### PROVIDED DATA
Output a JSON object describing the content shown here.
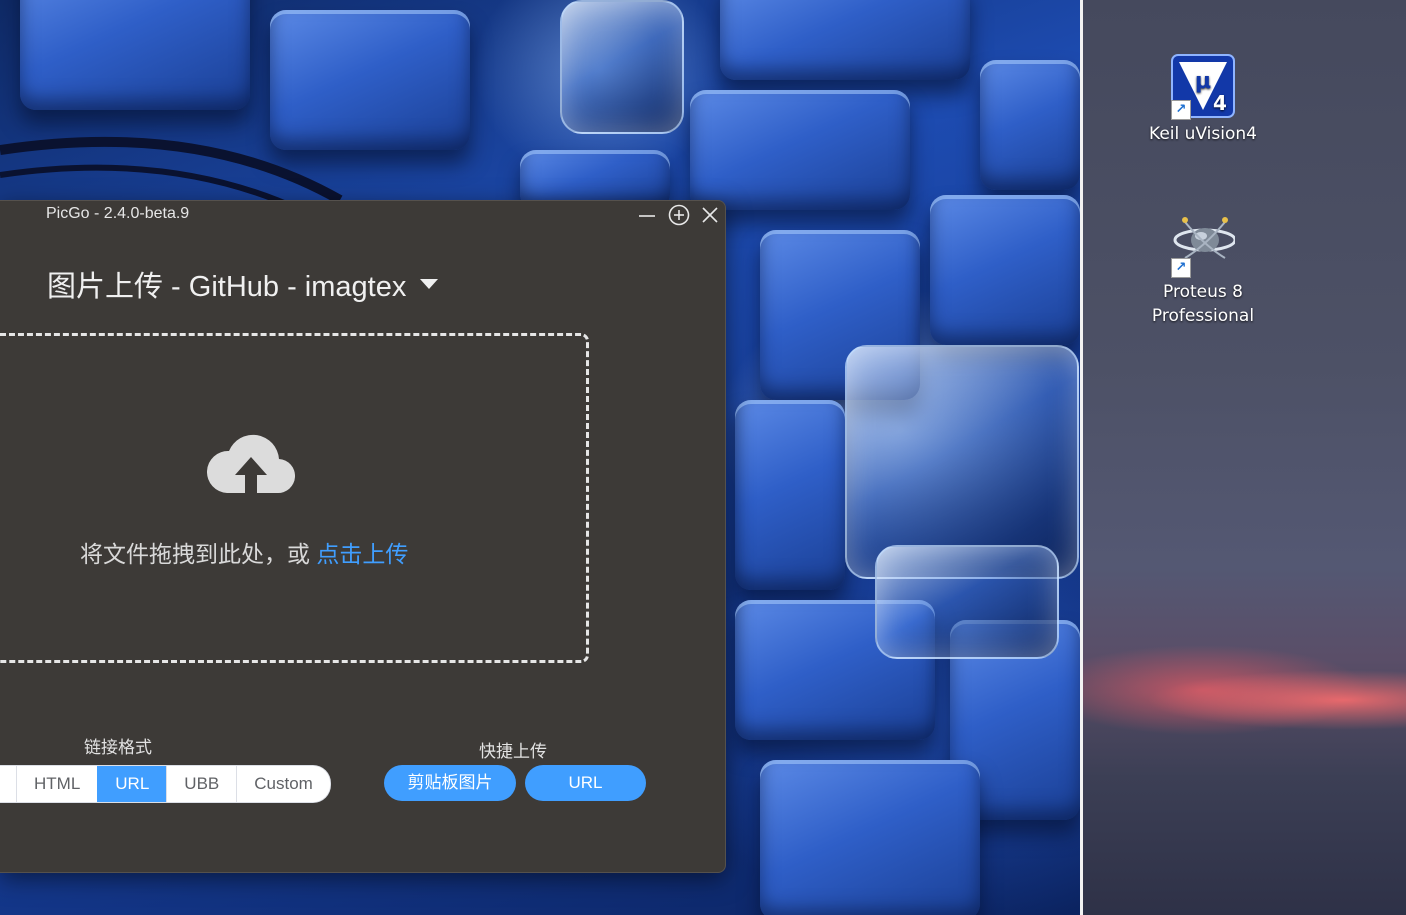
{
  "picgo": {
    "title": "PicGo - 2.4.0-beta.9",
    "heading": "图片上传 - GitHub - imagtex",
    "drop_text": "将文件拖拽到此处，或 ",
    "drop_link": "点击上传",
    "link_format_label": "链接格式",
    "link_formats": [
      "HTML",
      "URL",
      "UBB",
      "Custom"
    ],
    "selected_format": "URL",
    "quick_upload_label": "快捷上传",
    "quick_upload_buttons": [
      "剪贴板图片",
      "URL"
    ],
    "accent_color": "#409eff",
    "window_bg": "#3d3a37"
  },
  "desktop": {
    "icons": [
      {
        "label": "Keil uVision4",
        "icon": "keil-uvision-icon"
      },
      {
        "label": "Proteus 8\nProfessional",
        "icon": "proteus-icon"
      }
    ]
  }
}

### PROBLEM STATEMENT
Your task is to copy the entries in full and exactly, without any images.

### ANSWER FOR THIS EXERCISE
Output a JSON object describing the content shown here.
{
  "picgo": {
    "title": "PicGo - 2.4.0-beta.9",
    "heading": "图片上传 - GitHub - imagtex",
    "drop_text": "将文件拖拽到此处，或 ",
    "drop_link": "点击上传",
    "link_format_label": "链接格式",
    "link_formats": [
      "HTML",
      "URL",
      "UBB",
      "Custom"
    ],
    "selected_format": "URL",
    "quick_upload_label": "快捷上传",
    "quick_upload_buttons": [
      "剪贴板图片",
      "URL"
    ],
    "accent_color": "#409eff",
    "window_bg": "#3d3a37"
  },
  "desktop": {
    "icons": [
      {
        "label": "Keil uVision4",
        "icon": "keil-uvision-icon"
      },
      {
        "label": "Proteus 8\nProfessional",
        "icon": "proteus-icon"
      }
    ]
  }
}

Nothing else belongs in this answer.